WHAT THE EXERCISE ASKS
Each line that follows should be printed again exactly as it stands.

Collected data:
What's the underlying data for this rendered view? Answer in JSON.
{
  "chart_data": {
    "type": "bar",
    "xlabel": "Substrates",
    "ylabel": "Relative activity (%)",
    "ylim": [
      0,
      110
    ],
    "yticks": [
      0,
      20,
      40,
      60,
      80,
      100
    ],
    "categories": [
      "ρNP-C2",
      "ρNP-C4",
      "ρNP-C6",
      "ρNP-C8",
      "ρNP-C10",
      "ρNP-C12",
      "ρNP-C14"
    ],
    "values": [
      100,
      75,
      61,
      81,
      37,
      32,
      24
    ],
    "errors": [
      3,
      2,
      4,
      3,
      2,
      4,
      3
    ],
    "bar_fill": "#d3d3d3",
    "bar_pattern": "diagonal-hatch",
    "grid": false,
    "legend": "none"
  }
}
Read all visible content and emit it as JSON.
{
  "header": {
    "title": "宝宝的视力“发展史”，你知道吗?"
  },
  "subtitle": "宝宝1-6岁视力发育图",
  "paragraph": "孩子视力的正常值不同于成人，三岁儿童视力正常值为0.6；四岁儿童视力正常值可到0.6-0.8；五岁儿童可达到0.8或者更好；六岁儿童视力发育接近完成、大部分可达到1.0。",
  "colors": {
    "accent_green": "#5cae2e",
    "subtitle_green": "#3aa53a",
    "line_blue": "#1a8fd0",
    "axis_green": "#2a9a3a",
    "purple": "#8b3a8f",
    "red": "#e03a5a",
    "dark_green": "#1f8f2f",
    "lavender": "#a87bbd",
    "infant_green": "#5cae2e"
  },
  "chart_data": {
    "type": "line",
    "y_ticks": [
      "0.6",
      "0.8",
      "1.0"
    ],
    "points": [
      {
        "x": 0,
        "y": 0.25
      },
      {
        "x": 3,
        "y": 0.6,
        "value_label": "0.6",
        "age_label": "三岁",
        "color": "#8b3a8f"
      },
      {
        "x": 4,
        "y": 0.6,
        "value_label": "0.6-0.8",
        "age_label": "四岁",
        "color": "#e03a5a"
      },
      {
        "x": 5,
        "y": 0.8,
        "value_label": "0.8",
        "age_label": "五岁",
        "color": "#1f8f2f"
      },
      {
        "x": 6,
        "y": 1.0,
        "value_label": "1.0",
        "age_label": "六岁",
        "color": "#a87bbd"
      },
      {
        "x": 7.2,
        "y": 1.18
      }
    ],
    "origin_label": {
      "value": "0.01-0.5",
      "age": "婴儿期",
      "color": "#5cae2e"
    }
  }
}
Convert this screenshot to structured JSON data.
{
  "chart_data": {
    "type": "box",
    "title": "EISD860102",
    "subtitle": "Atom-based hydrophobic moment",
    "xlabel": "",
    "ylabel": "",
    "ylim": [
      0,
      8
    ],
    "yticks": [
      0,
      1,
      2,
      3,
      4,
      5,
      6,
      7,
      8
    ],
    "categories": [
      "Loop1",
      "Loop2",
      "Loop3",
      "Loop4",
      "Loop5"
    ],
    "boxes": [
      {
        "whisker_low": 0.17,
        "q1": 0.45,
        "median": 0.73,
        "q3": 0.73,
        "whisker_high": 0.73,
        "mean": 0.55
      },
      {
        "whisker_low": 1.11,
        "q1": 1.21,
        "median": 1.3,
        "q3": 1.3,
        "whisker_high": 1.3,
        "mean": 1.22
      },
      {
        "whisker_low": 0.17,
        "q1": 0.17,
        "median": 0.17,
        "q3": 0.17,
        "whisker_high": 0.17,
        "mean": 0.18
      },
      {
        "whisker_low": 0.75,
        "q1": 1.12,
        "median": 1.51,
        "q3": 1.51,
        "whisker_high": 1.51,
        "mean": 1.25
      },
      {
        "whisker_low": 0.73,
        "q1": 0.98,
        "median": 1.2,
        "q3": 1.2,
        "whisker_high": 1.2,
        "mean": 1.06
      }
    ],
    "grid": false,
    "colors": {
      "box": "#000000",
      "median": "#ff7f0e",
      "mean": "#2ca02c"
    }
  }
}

FINAL RESULT
What's the underlying data for this rendered view? Answer in JSON.
{
  "chart_data": {
    "type": "bar",
    "xlabel": "Substrates",
    "ylabel": "Relative activity (%)",
    "ylim": [
      0,
      110
    ],
    "yticks": [
      0,
      20,
      40,
      60,
      80,
      100
    ],
    "categories": [
      "ρNP-C2",
      "ρNP-C4",
      "ρNP-C6",
      "ρNP-C8",
      "ρNP-C10",
      "ρNP-C12",
      "ρNP-C14"
    ],
    "values": [
      100,
      75,
      61,
      81,
      37,
      32,
      24
    ],
    "errors": [
      3,
      2,
      4,
      3,
      2,
      4,
      3
    ],
    "bar_fill": "#d3d3d3",
    "bar_pattern": "diagonal-hatch",
    "grid": false,
    "legend": "none"
  }
}
Read all visible content and emit it as JSON.
{
  "header": {
    "title": "宝宝的视力“发展史”，你知道吗?"
  },
  "subtitle": "宝宝1-6岁视力发育图",
  "paragraph": "孩子视力的正常值不同于成人，三岁儿童视力正常值为0.6；四岁儿童视力正常值可到0.6-0.8；五岁儿童可达到0.8或者更好；六岁儿童视力发育接近完成、大部分可达到1.0。",
  "colors": {
    "accent_green": "#5cae2e",
    "subtitle_green": "#3aa53a",
    "line_blue": "#1a8fd0",
    "axis_green": "#2a9a3a",
    "purple": "#8b3a8f",
    "red": "#e03a5a",
    "dark_green": "#1f8f2f",
    "lavender": "#a87bbd",
    "infant_green": "#5cae2e"
  },
  "chart_data": {
    "type": "line",
    "y_ticks": [
      "0.6",
      "0.8",
      "1.0"
    ],
    "points": [
      {
        "x": 0,
        "y": 0.25
      },
      {
        "x": 3,
        "y": 0.6,
        "value_label": "0.6",
        "age_label": "三岁",
        "color": "#8b3a8f"
      },
      {
        "x": 4,
        "y": 0.6,
        "value_label": "0.6-0.8",
        "age_label": "四岁",
        "color": "#e03a5a"
      },
      {
        "x": 5,
        "y": 0.8,
        "value_label": "0.8",
        "age_label": "五岁",
        "color": "#1f8f2f"
      },
      {
        "x": 6,
        "y": 1.0,
        "value_label": "1.0",
        "age_label": "六岁",
        "color": "#a87bbd"
      },
      {
        "x": 7.2,
        "y": 1.18
      }
    ],
    "origin_label": {
      "value": "0.01-0.5",
      "age": "婴儿期",
      "color": "#5cae2e"
    }
  }
}
Convert this screenshot to structured JSON data.
{
  "chart_data": {
    "type": "box",
    "title": "EISD860102",
    "subtitle": "Atom-based hydrophobic moment",
    "xlabel": "",
    "ylabel": "",
    "ylim": [
      0,
      8
    ],
    "yticks": [
      0,
      1,
      2,
      3,
      4,
      5,
      6,
      7,
      8
    ],
    "categories": [
      "Loop1",
      "Loop2",
      "Loop3",
      "Loop4",
      "Loop5"
    ],
    "boxes": [
      {
        "whisker_low": 0.17,
        "q1": 0.45,
        "median": 0.73,
        "q3": 0.73,
        "whisker_high": 0.73,
        "mean": 0.55
      },
      {
        "whisker_low": 1.11,
        "q1": 1.21,
        "median": 1.3,
        "q3": 1.3,
        "whisker_high": 1.3,
        "mean": 1.22
      },
      {
        "whisker_low": 0.17,
        "q1": 0.17,
        "median": 0.17,
        "q3": 0.17,
        "whisker_high": 0.17,
        "mean": 0.18
      },
      {
        "whisker_low": 0.75,
        "q1": 1.12,
        "median": 1.51,
        "q3": 1.51,
        "whisker_high": 1.51,
        "mean": 1.25
      },
      {
        "whisker_low": 0.73,
        "q1": 0.98,
        "median": 1.2,
        "q3": 1.2,
        "whisker_high": 1.2,
        "mean": 1.06
      }
    ],
    "grid": false,
    "colors": {
      "box": "#000000",
      "median": "#ff7f0e",
      "mean": "#2ca02c"
    }
  }
}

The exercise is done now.